## WRITTEN TASK
In the records below, pick out all lines containing the word "text".

## SOURCE MATERIAL
* * * * * * * * *

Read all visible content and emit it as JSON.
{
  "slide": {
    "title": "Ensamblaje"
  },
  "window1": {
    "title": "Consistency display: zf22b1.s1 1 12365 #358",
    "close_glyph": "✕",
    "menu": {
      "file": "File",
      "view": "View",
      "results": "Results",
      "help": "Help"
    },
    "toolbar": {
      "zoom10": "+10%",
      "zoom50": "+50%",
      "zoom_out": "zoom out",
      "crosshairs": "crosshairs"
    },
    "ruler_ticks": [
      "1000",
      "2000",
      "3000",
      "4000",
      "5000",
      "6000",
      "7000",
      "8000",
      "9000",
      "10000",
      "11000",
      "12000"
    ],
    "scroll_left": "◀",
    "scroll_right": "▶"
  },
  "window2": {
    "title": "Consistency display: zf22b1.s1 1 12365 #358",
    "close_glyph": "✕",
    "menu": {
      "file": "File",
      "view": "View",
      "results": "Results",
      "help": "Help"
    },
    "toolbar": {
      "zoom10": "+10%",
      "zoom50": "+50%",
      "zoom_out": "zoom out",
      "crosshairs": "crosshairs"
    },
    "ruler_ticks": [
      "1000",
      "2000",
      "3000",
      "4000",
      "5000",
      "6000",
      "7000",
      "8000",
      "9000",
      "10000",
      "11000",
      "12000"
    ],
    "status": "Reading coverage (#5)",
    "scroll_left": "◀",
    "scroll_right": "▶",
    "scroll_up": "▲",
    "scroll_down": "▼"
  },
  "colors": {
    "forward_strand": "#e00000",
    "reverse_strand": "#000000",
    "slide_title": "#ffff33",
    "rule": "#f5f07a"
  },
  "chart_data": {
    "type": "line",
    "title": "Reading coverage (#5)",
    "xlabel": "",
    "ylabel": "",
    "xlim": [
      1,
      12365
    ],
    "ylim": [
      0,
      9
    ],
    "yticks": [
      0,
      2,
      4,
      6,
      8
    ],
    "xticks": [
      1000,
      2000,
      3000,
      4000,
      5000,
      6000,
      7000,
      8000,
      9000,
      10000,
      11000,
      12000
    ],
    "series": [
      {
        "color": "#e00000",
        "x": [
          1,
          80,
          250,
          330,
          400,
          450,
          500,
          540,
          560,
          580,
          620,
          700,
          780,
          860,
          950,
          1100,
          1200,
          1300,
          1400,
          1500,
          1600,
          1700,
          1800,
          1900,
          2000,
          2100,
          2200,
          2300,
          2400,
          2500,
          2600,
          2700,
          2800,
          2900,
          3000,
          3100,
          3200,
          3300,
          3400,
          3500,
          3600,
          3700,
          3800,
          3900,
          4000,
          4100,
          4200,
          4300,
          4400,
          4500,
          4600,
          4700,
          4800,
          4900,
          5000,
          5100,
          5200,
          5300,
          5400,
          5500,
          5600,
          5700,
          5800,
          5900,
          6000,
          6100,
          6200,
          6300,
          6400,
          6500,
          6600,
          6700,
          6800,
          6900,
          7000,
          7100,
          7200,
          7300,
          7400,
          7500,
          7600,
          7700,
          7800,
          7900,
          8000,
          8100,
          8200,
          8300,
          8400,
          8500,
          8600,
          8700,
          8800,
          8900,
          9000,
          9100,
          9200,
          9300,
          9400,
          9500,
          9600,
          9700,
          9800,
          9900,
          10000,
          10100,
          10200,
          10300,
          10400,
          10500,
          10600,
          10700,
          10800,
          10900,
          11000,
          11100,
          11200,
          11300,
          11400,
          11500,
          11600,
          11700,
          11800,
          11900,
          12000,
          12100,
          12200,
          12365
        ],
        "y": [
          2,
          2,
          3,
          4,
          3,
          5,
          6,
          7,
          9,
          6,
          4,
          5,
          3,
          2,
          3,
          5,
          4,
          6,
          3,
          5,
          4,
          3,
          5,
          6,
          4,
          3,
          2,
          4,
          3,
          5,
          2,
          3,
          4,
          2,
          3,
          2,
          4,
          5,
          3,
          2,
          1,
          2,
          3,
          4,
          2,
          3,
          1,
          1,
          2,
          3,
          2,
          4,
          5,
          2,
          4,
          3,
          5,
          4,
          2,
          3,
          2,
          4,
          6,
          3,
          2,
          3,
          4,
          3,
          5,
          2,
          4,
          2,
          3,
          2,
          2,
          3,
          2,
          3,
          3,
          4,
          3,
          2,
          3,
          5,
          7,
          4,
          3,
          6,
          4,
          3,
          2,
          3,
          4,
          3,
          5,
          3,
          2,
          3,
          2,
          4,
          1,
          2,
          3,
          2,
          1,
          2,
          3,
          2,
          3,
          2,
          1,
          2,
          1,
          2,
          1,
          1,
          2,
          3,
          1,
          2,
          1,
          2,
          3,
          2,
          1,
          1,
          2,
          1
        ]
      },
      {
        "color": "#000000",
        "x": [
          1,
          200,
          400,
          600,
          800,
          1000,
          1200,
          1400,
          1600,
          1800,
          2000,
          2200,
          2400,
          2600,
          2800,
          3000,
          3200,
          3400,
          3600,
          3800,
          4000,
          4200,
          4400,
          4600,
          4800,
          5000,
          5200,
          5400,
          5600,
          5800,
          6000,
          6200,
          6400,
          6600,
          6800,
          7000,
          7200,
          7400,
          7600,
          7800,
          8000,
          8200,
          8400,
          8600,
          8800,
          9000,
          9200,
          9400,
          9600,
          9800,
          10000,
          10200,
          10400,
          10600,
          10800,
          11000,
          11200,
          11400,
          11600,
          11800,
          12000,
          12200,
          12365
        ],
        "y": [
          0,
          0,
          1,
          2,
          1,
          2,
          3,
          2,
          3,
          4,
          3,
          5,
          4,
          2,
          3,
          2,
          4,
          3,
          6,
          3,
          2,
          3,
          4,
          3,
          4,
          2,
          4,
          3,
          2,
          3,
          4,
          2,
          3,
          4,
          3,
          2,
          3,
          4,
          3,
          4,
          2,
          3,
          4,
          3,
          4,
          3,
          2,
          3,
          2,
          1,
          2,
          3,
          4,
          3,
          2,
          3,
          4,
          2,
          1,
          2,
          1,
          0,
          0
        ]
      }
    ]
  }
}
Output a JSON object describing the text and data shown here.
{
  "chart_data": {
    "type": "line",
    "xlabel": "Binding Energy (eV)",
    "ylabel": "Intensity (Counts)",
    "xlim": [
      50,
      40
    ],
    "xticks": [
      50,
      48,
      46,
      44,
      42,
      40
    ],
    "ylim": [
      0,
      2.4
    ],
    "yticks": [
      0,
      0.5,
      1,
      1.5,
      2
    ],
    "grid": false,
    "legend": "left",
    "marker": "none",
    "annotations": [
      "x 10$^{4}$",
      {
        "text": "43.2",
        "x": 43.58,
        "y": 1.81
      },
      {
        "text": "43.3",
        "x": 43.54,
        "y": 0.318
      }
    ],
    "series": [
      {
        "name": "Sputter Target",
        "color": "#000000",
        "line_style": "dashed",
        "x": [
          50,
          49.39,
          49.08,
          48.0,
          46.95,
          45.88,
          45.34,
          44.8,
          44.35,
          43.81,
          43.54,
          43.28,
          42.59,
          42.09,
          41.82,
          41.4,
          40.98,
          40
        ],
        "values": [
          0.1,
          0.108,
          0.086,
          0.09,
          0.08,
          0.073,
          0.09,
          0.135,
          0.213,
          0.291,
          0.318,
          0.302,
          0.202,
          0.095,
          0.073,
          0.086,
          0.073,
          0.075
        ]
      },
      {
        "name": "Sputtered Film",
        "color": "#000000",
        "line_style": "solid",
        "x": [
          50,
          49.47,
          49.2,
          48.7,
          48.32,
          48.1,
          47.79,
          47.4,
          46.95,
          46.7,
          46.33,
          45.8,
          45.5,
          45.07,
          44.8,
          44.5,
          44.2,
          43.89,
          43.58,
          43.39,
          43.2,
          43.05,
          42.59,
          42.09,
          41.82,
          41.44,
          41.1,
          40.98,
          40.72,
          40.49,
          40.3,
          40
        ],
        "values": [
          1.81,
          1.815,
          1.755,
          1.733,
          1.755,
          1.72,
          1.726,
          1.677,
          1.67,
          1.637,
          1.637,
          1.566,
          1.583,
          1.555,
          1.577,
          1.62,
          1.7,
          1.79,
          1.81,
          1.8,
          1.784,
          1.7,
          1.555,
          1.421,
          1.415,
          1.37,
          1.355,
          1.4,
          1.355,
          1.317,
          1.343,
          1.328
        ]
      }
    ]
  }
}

* * * * * * * * *

## SOLUTION TO THIS TASK
Output a JSON object describing the text and data shown here.
        "text": "43.2",
        "text": "43.3",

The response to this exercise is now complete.